● **TASK DETAILS**
Leaving the pictures aside, transcribe every line below exactly.
((
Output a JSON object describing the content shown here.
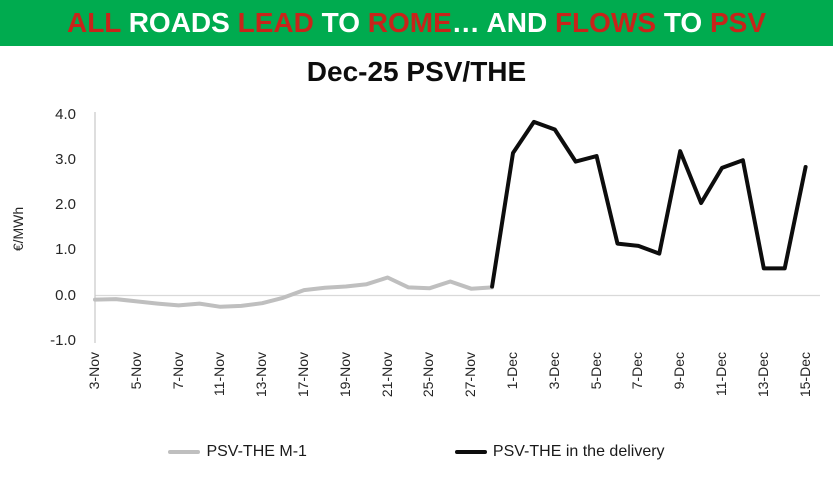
{
  "banner": {
    "bg_color": "#00AB4F",
    "red_color": "#C8241A",
    "white_color": "#FFFFFF",
    "segments": [
      {
        "text": "ALL ",
        "color": "#C8241A"
      },
      {
        "text": "ROADS ",
        "color": "#FFFFFF"
      },
      {
        "text": "LEAD ",
        "color": "#C8241A"
      },
      {
        "text": "TO ",
        "color": "#FFFFFF"
      },
      {
        "text": "ROME",
        "color": "#C8241A"
      },
      {
        "text": "… ",
        "color": "#FFFFFF"
      },
      {
        "text": "AND ",
        "color": "#FFFFFF"
      },
      {
        "text": "FLOWS ",
        "color": "#C8241A"
      },
      {
        "text": "TO ",
        "color": "#FFFFFF"
      },
      {
        "text": "PSV",
        "color": "#C8241A"
      }
    ]
  },
  "chart_data": {
    "type": "line",
    "title": "Dec-25 PSV/THE",
    "xlabel": "",
    "ylabel": "€/MWh",
    "ylim": [
      -1.0,
      4.0
    ],
    "yticks": [
      "4.0",
      "3.0",
      "2.0",
      "1.0",
      "0.0",
      "-1.0"
    ],
    "grid": "zero-line-only",
    "legend_position": "bottom",
    "x_categories": [
      "3-Nov",
      "4-Nov",
      "5-Nov",
      "6-Nov",
      "7-Nov",
      "10-Nov",
      "11-Nov",
      "12-Nov",
      "13-Nov",
      "14-Nov",
      "17-Nov",
      "18-Nov",
      "19-Nov",
      "20-Nov",
      "21-Nov",
      "24-Nov",
      "25-Nov",
      "26-Nov",
      "27-Nov",
      "28-Nov",
      "1-Dec",
      "2-Dec",
      "3-Dec",
      "4-Dec",
      "5-Dec",
      "6-Dec",
      "7-Dec",
      "8-Dec",
      "9-Dec",
      "10-Dec",
      "11-Dec",
      "12-Dec",
      "13-Dec",
      "14-Dec",
      "15-Dec"
    ],
    "xtick_labels": [
      "3-Nov",
      "5-Nov",
      "7-Nov",
      "11-Nov",
      "13-Nov",
      "17-Nov",
      "19-Nov",
      "21-Nov",
      "25-Nov",
      "27-Nov",
      "1-Dec",
      "3-Dec",
      "5-Dec",
      "7-Dec",
      "9-Dec",
      "11-Dec",
      "13-Dec",
      "15-Dec"
    ],
    "xtick_indices": [
      0,
      2,
      4,
      6,
      8,
      10,
      12,
      14,
      16,
      18,
      20,
      22,
      24,
      26,
      28,
      30,
      32,
      34
    ],
    "series": [
      {
        "name": "PSV-THE M-1",
        "color": "#BFBFBF",
        "start_index": 0,
        "values": [
          -0.09,
          -0.08,
          -0.13,
          -0.18,
          -0.22,
          -0.18,
          -0.25,
          -0.23,
          -0.17,
          -0.05,
          0.12,
          0.17,
          0.2,
          0.25,
          0.4,
          0.18,
          0.16,
          0.31,
          0.15,
          0.18
        ]
      },
      {
        "name": "PSV-THE in the delivery",
        "color": "#0D0D0D",
        "start_index": 19,
        "values": [
          0.2,
          3.16,
          3.85,
          3.68,
          2.97,
          3.09,
          1.15,
          1.1,
          0.93,
          3.2,
          2.05,
          2.83,
          3.0,
          0.6,
          0.6,
          2.85
        ]
      }
    ]
  }
}
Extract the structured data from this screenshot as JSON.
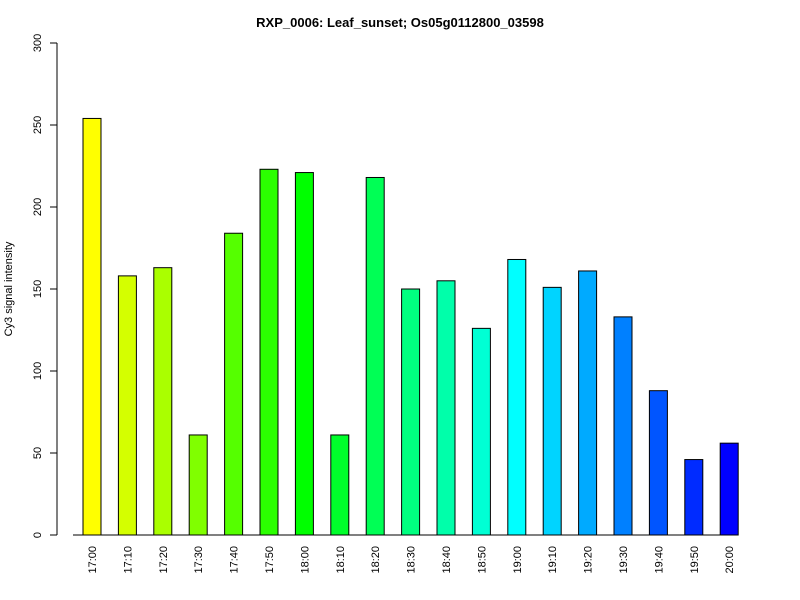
{
  "chart_data": {
    "type": "bar",
    "title": "RXP_0006: Leaf_sunset; Os05g0112800_03598",
    "xlabel": "",
    "ylabel": "Cy3 signal intensity",
    "ylim": [
      0,
      300
    ],
    "yticks": [
      0,
      50,
      100,
      150,
      200,
      250,
      300
    ],
    "grid": false,
    "categories": [
      "17:00",
      "17:10",
      "17:20",
      "17:30",
      "17:40",
      "17:50",
      "18:00",
      "18:10",
      "18:20",
      "18:30",
      "18:40",
      "18:50",
      "19:00",
      "19:10",
      "19:20",
      "19:30",
      "19:40",
      "19:50",
      "20:00"
    ],
    "values": [
      254,
      158,
      163,
      61,
      184,
      223,
      221,
      61,
      218,
      150,
      155,
      126,
      168,
      151,
      161,
      133,
      88,
      46,
      56
    ],
    "colors": [
      "#FFFF00",
      "#D4FF00",
      "#AAFF00",
      "#80FF00",
      "#55FF00",
      "#2BFF00",
      "#00FF00",
      "#00FF2B",
      "#00FF55",
      "#00FF80",
      "#00FFAA",
      "#00FFD4",
      "#00FFFF",
      "#00D4FF",
      "#00AAFF",
      "#0080FF",
      "#0055FF",
      "#002BFF",
      "#0000FF"
    ]
  }
}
))
● **CORRECT OUTPUT**
Output a JSON object describing the content shown here.
{
  "banner": {
    "bg_color": "#00AB4F",
    "red_color": "#C8241A",
    "white_color": "#FFFFFF",
    "segments": [
      {
        "text": "ALL ",
        "color": "#C8241A"
      },
      {
        "text": "ROADS ",
        "color": "#FFFFFF"
      },
      {
        "text": "LEAD ",
        "color": "#C8241A"
      },
      {
        "text": "TO ",
        "color": "#FFFFFF"
      },
      {
        "text": "ROME",
        "color": "#C8241A"
      },
      {
        "text": "… ",
        "color": "#FFFFFF"
      },
      {
        "text": "AND ",
        "color": "#FFFFFF"
      },
      {
        "text": "FLOWS ",
        "color": "#C8241A"
      },
      {
        "text": "TO ",
        "color": "#FFFFFF"
      },
      {
        "text": "PSV",
        "color": "#C8241A"
      }
    ]
  },
  "chart_data": {
    "type": "line",
    "title": "Dec-25 PSV/THE",
    "xlabel": "",
    "ylabel": "€/MWh",
    "ylim": [
      -1.0,
      4.0
    ],
    "yticks": [
      "4.0",
      "3.0",
      "2.0",
      "1.0",
      "0.0",
      "-1.0"
    ],
    "grid": "zero-line-only",
    "legend_position": "bottom",
    "x_categories": [
      "3-Nov",
      "4-Nov",
      "5-Nov",
      "6-Nov",
      "7-Nov",
      "10-Nov",
      "11-Nov",
      "12-Nov",
      "13-Nov",
      "14-Nov",
      "17-Nov",
      "18-Nov",
      "19-Nov",
      "20-Nov",
      "21-Nov",
      "24-Nov",
      "25-Nov",
      "26-Nov",
      "27-Nov",
      "28-Nov",
      "1-Dec",
      "2-Dec",
      "3-Dec",
      "4-Dec",
      "5-Dec",
      "6-Dec",
      "7-Dec",
      "8-Dec",
      "9-Dec",
      "10-Dec",
      "11-Dec",
      "12-Dec",
      "13-Dec",
      "14-Dec",
      "15-Dec"
    ],
    "xtick_labels": [
      "3-Nov",
      "5-Nov",
      "7-Nov",
      "11-Nov",
      "13-Nov",
      "17-Nov",
      "19-Nov",
      "21-Nov",
      "25-Nov",
      "27-Nov",
      "1-Dec",
      "3-Dec",
      "5-Dec",
      "7-Dec",
      "9-Dec",
      "11-Dec",
      "13-Dec",
      "15-Dec"
    ],
    "xtick_indices": [
      0,
      2,
      4,
      6,
      8,
      10,
      12,
      14,
      16,
      18,
      20,
      22,
      24,
      26,
      28,
      30,
      32,
      34
    ],
    "series": [
      {
        "name": "PSV-THE M-1",
        "color": "#BFBFBF",
        "start_index": 0,
        "values": [
          -0.09,
          -0.08,
          -0.13,
          -0.18,
          -0.22,
          -0.18,
          -0.25,
          -0.23,
          -0.17,
          -0.05,
          0.12,
          0.17,
          0.2,
          0.25,
          0.4,
          0.18,
          0.16,
          0.31,
          0.15,
          0.18
        ]
      },
      {
        "name": "PSV-THE in the delivery",
        "color": "#0D0D0D",
        "start_index": 19,
        "values": [
          0.2,
          3.16,
          3.85,
          3.68,
          2.97,
          3.09,
          1.15,
          1.1,
          0.93,
          3.2,
          2.05,
          2.83,
          3.0,
          0.6,
          0.6,
          2.85
        ]
      }
    ]
  }
}
Extract the structured data from this screenshot as JSON.
{
  "chart_data": {
    "type": "bar",
    "title": "RXP_0006: Leaf_sunset; Os05g0112800_03598",
    "xlabel": "",
    "ylabel": "Cy3 signal intensity",
    "ylim": [
      0,
      300
    ],
    "yticks": [
      0,
      50,
      100,
      150,
      200,
      250,
      300
    ],
    "grid": false,
    "categories": [
      "17:00",
      "17:10",
      "17:20",
      "17:30",
      "17:40",
      "17:50",
      "18:00",
      "18:10",
      "18:20",
      "18:30",
      "18:40",
      "18:50",
      "19:00",
      "19:10",
      "19:20",
      "19:30",
      "19:40",
      "19:50",
      "20:00"
    ],
    "values": [
      254,
      158,
      163,
      61,
      184,
      223,
      221,
      61,
      218,
      150,
      155,
      126,
      168,
      151,
      161,
      133,
      88,
      46,
      56
    ],
    "colors": [
      "#FFFF00",
      "#D4FF00",
      "#AAFF00",
      "#80FF00",
      "#55FF00",
      "#2BFF00",
      "#00FF00",
      "#00FF2B",
      "#00FF55",
      "#00FF80",
      "#00FFAA",
      "#00FFD4",
      "#00FFFF",
      "#00D4FF",
      "#00AAFF",
      "#0080FF",
      "#0055FF",
      "#002BFF",
      "#0000FF"
    ]
  }
}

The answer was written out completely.